● **Stored data**:
[START]

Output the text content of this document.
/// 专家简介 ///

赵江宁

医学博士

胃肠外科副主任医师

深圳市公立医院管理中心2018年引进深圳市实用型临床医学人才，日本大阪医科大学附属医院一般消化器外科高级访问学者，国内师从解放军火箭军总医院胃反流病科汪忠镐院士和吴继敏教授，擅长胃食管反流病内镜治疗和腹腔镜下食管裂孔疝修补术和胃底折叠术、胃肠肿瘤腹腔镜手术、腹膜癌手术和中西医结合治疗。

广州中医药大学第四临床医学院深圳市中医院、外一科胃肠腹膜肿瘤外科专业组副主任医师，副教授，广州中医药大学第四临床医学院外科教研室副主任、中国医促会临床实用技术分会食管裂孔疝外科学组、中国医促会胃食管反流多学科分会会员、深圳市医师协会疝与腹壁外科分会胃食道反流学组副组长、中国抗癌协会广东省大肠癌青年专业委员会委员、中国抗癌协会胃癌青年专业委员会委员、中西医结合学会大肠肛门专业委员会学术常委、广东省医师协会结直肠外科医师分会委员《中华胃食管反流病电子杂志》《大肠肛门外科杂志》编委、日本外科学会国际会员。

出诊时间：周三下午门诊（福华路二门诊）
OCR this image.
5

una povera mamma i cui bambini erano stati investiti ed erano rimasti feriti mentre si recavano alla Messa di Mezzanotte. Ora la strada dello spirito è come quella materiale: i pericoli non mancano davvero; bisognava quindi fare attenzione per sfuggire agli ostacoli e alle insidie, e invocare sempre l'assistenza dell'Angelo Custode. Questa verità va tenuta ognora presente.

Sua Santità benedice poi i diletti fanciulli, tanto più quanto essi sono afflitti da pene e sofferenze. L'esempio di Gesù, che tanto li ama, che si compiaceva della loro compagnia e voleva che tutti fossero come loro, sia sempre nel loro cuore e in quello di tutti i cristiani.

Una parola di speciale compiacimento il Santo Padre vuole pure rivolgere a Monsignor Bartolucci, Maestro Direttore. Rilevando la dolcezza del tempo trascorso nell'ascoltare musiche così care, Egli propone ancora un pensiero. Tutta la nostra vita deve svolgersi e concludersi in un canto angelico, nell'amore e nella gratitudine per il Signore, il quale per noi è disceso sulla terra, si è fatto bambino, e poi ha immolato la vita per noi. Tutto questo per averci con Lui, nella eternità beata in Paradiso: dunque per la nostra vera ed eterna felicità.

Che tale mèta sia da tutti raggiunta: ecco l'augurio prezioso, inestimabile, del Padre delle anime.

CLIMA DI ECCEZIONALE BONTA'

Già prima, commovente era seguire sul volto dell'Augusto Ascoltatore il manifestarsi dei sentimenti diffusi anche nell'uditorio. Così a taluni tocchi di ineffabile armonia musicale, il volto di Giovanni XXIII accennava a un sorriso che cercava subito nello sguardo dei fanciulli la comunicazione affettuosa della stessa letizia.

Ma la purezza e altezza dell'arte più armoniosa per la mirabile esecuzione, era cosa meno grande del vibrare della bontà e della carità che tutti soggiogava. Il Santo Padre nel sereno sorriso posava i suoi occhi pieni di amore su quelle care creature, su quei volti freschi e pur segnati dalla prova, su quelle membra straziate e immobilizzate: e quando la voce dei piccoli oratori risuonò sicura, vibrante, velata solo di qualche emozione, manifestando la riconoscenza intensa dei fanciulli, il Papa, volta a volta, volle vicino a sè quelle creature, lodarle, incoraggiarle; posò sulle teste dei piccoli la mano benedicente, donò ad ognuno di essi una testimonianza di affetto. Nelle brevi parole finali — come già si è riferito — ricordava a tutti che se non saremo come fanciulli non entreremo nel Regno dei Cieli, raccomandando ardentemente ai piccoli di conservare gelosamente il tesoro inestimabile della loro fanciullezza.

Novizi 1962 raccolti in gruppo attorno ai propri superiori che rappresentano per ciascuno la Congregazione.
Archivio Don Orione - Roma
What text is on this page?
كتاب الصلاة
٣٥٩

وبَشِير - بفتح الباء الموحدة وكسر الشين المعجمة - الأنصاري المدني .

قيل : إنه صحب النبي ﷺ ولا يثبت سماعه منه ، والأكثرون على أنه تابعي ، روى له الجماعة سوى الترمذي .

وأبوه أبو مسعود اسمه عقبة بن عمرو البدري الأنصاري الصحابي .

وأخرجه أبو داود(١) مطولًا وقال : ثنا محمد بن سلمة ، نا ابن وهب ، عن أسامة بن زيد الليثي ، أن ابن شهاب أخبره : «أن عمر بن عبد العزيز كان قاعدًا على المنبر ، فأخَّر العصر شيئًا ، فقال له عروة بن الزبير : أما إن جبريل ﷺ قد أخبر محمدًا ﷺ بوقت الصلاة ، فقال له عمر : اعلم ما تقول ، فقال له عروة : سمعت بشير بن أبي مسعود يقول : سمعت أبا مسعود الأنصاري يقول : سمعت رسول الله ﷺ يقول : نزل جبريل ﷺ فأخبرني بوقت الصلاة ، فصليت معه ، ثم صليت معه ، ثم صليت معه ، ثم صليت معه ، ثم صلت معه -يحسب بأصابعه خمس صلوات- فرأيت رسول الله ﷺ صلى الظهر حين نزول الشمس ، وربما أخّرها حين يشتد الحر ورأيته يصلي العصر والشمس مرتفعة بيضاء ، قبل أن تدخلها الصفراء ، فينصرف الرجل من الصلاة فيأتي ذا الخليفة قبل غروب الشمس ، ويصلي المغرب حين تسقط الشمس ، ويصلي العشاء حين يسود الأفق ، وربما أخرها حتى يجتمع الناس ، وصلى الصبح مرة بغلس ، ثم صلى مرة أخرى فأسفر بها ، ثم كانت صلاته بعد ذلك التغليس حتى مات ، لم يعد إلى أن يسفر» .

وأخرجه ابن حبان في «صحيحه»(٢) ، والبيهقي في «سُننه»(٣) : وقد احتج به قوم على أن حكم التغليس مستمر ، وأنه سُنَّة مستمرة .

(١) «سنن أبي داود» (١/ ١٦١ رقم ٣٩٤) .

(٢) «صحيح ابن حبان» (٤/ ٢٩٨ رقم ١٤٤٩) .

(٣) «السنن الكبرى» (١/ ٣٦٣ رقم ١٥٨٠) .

[END]

● **To be done**: Show the data once more, exactly as it was written.

● **Right answer**:
Output the text content of this document.
/// 专家简介 ///

赵江宁

医学博士

胃肠外科副主任医师

深圳市公立医院管理中心2018年引进深圳市实用型临床医学人才，日本大阪医科大学附属医院一般消化器外科高级访问学者，国内师从解放军火箭军总医院胃反流病科汪忠镐院士和吴继敏教授，擅长胃食管反流病内镜治疗和腹腔镜下食管裂孔疝修补术和胃底折叠术、胃肠肿瘤腹腔镜手术、腹膜癌手术和中西医结合治疗。

广州中医药大学第四临床医学院深圳市中医院、外一科胃肠腹膜肿瘤外科专业组副主任医师，副教授，广州中医药大学第四临床医学院外科教研室副主任、中国医促会临床实用技术分会食管裂孔疝外科学组、中国医促会胃食管反流多学科分会会员、深圳市医师协会疝与腹壁外科分会胃食道反流学组副组长、中国抗癌协会广东省大肠癌青年专业委员会委员、中国抗癌协会胃癌青年专业委员会委员、中西医结合学会大肠肛门专业委员会学术常委、广东省医师协会结直肠外科医师分会委员《中华胃食管反流病电子杂志》《大肠肛门外科杂志》编委、日本外科学会国际会员。

出诊时间：周三下午门诊（福华路二门诊）
OCR this image.
5

una povera mamma i cui bambini erano stati investiti ed erano rimasti feriti mentre si recavano alla Messa di Mezzanotte. Ora la strada dello spirito è come quella materiale: i pericoli non mancano davvero; bisognava quindi fare attenzione per sfuggire agli ostacoli e alle insidie, e invocare sempre l'assistenza dell'Angelo Custode. Questa verità va tenuta ognora presente.

Sua Santità benedice poi i diletti fanciulli, tanto più quanto essi sono afflitti da pene e sofferenze. L'esempio di Gesù, che tanto li ama, che si compiaceva della loro compagnia e voleva che tutti fossero come loro, sia sempre nel loro cuore e in quello di tutti i cristiani.

Una parola di speciale compiacimento il Santo Padre vuole pure rivolgere a Monsignor Bartolucci, Maestro Direttore. Rilevando la dolcezza del tempo trascorso nell'ascoltare musiche così care, Egli propone ancora un pensiero. Tutta la nostra vita deve svolgersi e concludersi in un canto angelico, nell'amore e nella gratitudine per il Signore, il quale per noi è disceso sulla terra, si è fatto bambino, e poi ha immolato la vita per noi. Tutto questo per averci con Lui, nella eternità beata in Paradiso: dunque per la nostra vera ed eterna felicità.

Che tale mèta sia da tutti raggiunta: ecco l'augurio prezioso, inestimabile, del Padre delle anime.

CLIMA DI ECCEZIONALE BONTA'

Già prima, commovente era seguire sul volto dell'Augusto Ascoltatore il manifestarsi dei sentimenti diffusi anche nell'uditorio. Così a taluni tocchi di ineffabile armonia musicale, il volto di Giovanni XXIII accennava a un sorriso che cercava subito nello sguardo dei fanciulli la comunicazione affettuosa della stessa letizia.

Ma la purezza e altezza dell'arte più armoniosa per la mirabile esecuzione, era cosa meno grande del vibrare della bontà e della carità che tutti soggiogava. Il Santo Padre nel sereno sorriso posava i suoi occhi pieni di amore su quelle care creature, su quei volti freschi e pur segnati dalla prova, su quelle membra straziate e immobilizzate: e quando la voce dei piccoli oratori risuonò sicura, vibrante, velata solo di qualche emozione, manifestando la riconoscenza intensa dei fanciulli, il Papa, volta a volta, volle vicino a sè quelle creature, lodarle, incoraggiarle; posò sulle teste dei piccoli la mano benedicente, donò ad ognuno di essi una testimonianza di affetto. Nelle brevi parole finali — come già si è riferito — ricordava a tutti che se non saremo come fanciulli non entreremo nel Regno dei Cieli, raccomandando ardentemente ai piccoli di conservare gelosamente il tesoro inestimabile della loro fanciullezza.

Novizi 1962 raccolti in gruppo attorno ai propri superiori che rappresentano per ciascuno la Congregazione.
Archivio Don Orione - Roma
What text is on this page?
كتاب الصلاة
٣٥٩

وبَشِير - بفتح الباء الموحدة وكسر الشين المعجمة - الأنصاري المدني .

قيل : إنه صحب النبي ﷺ ولا يثبت سماعه منه ، والأكثرون على أنه تابعي ، روى له الجماعة سوى الترمذي .

وأبوه أبو مسعود اسمه عقبة بن عمرو البدري الأنصاري الصحابي .

وأخرجه أبو داود(١) مطولًا وقال : ثنا محمد بن سلمة ، نا ابن وهب ، عن أسامة بن زيد الليثي ، أن ابن شهاب أخبره : «أن عمر بن عبد العزيز كان قاعدًا على المنبر ، فأخَّر العصر شيئًا ، فقال له عروة بن الزبير : أما إن جبريل ﷺ قد أخبر محمدًا ﷺ بوقت الصلاة ، فقال له عمر : اعلم ما تقول ، فقال له عروة : سمعت بشير بن أبي مسعود يقول : سمعت أبا مسعود الأنصاري يقول : سمعت رسول الله ﷺ يقول : نزل جبريل ﷺ فأخبرني بوقت الصلاة ، فصليت معه ، ثم صليت معه ، ثم صليت معه ، ثم صليت معه ، ثم صلت معه -يحسب بأصابعه خمس صلوات- فرأيت رسول الله ﷺ صلى الظهر حين نزول الشمس ، وربما أخّرها حين يشتد الحر ورأيته يصلي العصر والشمس مرتفعة بيضاء ، قبل أن تدخلها الصفراء ، فينصرف الرجل من الصلاة فيأتي ذا الخليفة قبل غروب الشمس ، ويصلي المغرب حين تسقط الشمس ، ويصلي العشاء حين يسود الأفق ، وربما أخرها حتى يجتمع الناس ، وصلى الصبح مرة بغلس ، ثم صلى مرة أخرى فأسفر بها ، ثم كانت صلاته بعد ذلك التغليس حتى مات ، لم يعد إلى أن يسفر» .

وأخرجه ابن حبان في «صحيحه»(٢) ، والبيهقي في «سُننه»(٣) : وقد احتج به قوم على أن حكم التغليس مستمر ، وأنه سُنَّة مستمرة .

(١) «سنن أبي داود» (١/ ١٦١ رقم ٣٩٤) .

(٢) «صحيح ابن حبان» (٤/ ٢٩٨ رقم ١٤٤٩) .

(٣) «السنن الكبرى» (١/ ٣٦٣ رقم ١٥٨٠) .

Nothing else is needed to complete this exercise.